• _What is expected_: All entries are to be given again verbatim.

• _Stored data entries_:
---
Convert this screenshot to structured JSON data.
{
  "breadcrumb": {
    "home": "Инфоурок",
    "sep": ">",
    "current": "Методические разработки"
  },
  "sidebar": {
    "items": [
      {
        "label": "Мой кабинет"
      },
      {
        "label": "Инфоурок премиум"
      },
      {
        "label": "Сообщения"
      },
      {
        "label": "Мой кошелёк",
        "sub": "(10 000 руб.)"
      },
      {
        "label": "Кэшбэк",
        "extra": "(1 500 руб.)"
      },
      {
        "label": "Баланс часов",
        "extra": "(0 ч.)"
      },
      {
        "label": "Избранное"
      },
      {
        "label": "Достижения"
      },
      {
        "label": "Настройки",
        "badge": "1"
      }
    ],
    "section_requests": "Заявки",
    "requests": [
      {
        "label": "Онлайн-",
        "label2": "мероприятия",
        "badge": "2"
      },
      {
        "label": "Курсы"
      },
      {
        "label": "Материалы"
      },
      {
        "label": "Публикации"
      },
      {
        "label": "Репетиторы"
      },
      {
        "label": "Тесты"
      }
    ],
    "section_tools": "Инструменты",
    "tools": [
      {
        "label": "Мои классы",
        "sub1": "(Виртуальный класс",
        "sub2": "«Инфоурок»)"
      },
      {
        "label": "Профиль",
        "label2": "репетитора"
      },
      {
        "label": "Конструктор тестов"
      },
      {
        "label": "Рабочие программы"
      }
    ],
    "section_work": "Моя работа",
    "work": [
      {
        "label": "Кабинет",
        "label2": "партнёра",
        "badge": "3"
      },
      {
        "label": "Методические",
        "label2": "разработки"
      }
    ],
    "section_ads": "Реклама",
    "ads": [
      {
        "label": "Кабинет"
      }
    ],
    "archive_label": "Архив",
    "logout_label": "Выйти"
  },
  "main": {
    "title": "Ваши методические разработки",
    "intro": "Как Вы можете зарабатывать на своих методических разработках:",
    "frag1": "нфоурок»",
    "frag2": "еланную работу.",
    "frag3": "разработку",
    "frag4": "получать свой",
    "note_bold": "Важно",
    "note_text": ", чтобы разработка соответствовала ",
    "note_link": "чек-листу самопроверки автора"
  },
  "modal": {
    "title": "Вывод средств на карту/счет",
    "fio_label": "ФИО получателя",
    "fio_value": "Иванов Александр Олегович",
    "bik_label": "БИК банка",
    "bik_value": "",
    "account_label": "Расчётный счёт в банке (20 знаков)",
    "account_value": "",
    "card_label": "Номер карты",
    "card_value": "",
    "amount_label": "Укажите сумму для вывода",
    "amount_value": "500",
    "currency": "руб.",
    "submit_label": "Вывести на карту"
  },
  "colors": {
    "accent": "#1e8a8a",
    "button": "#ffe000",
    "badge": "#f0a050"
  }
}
---
• _The answer_:
Convert this screenshot to structured JSON data.
{
  "breadcrumb": {
    "home": "Инфоурок",
    "sep": ">",
    "current": "Методические разработки"
  },
  "sidebar": {
    "items": [
      {
        "label": "Мой кабинет"
      },
      {
        "label": "Инфоурок премиум"
      },
      {
        "label": "Сообщения"
      },
      {
        "label": "Мой кошелёк",
        "sub": "(10 000 руб.)"
      },
      {
        "label": "Кэшбэк",
        "extra": "(1 500 руб.)"
      },
      {
        "label": "Баланс часов",
        "extra": "(0 ч.)"
      },
      {
        "label": "Избранное"
      },
      {
        "label": "Достижения"
      },
      {
        "label": "Настройки",
        "badge": "1"
      }
    ],
    "section_requests": "Заявки",
    "requests": [
      {
        "label": "Онлайн-",
        "label2": "мероприятия",
        "badge": "2"
      },
      {
        "label": "Курсы"
      },
      {
        "label": "Материалы"
      },
      {
        "label": "Публикации"
      },
      {
        "label": "Репетиторы"
      },
      {
        "label": "Тесты"
      }
    ],
    "section_tools": "Инструменты",
    "tools": [
      {
        "label": "Мои классы",
        "sub1": "(Виртуальный класс",
        "sub2": "«Инфоурок»)"
      },
      {
        "label": "Профиль",
        "label2": "репетитора"
      },
      {
        "label": "Конструктор тестов"
      },
      {
        "label": "Рабочие программы"
      }
    ],
    "section_work": "Моя работа",
    "work": [
      {
        "label": "Кабинет",
        "label2": "партнёра",
        "badge": "3"
      },
      {
        "label": "Методические",
        "label2": "разработки"
      }
    ],
    "section_ads": "Реклама",
    "ads": [
      {
        "label": "Кабинет"
      }
    ],
    "archive_label": "Архив",
    "logout_label": "Выйти"
  },
  "main": {
    "title": "Ваши методические разработки",
    "intro": "Как Вы можете зарабатывать на своих методических разработках:",
    "frag1": "нфоурок»",
    "frag2": "еланную работу.",
    "frag3": "разработку",
    "frag4": "получать свой",
    "note_bold": "Важно",
    "note_text": ", чтобы разработка соответствовала ",
    "note_link": "чек-листу самопроверки автора"
  },
  "modal": {
    "title": "Вывод средств на карту/счет",
    "fio_label": "ФИО получателя",
    "fio_value": "Иванов Александр Олегович",
    "bik_label": "БИК банка",
    "bik_value": "",
    "account_label": "Расчётный счёт в банке (20 знаков)",
    "account_value": "",
    "card_label": "Номер карты",
    "card_value": "",
    "amount_label": "Укажите сумму для вывода",
    "amount_value": "500",
    "currency": "руб.",
    "submit_label": "Вывести на карту"
  },
  "colors": {
    "accent": "#1e8a8a",
    "button": "#ffe000",
    "badge": "#f0a050"
  }
}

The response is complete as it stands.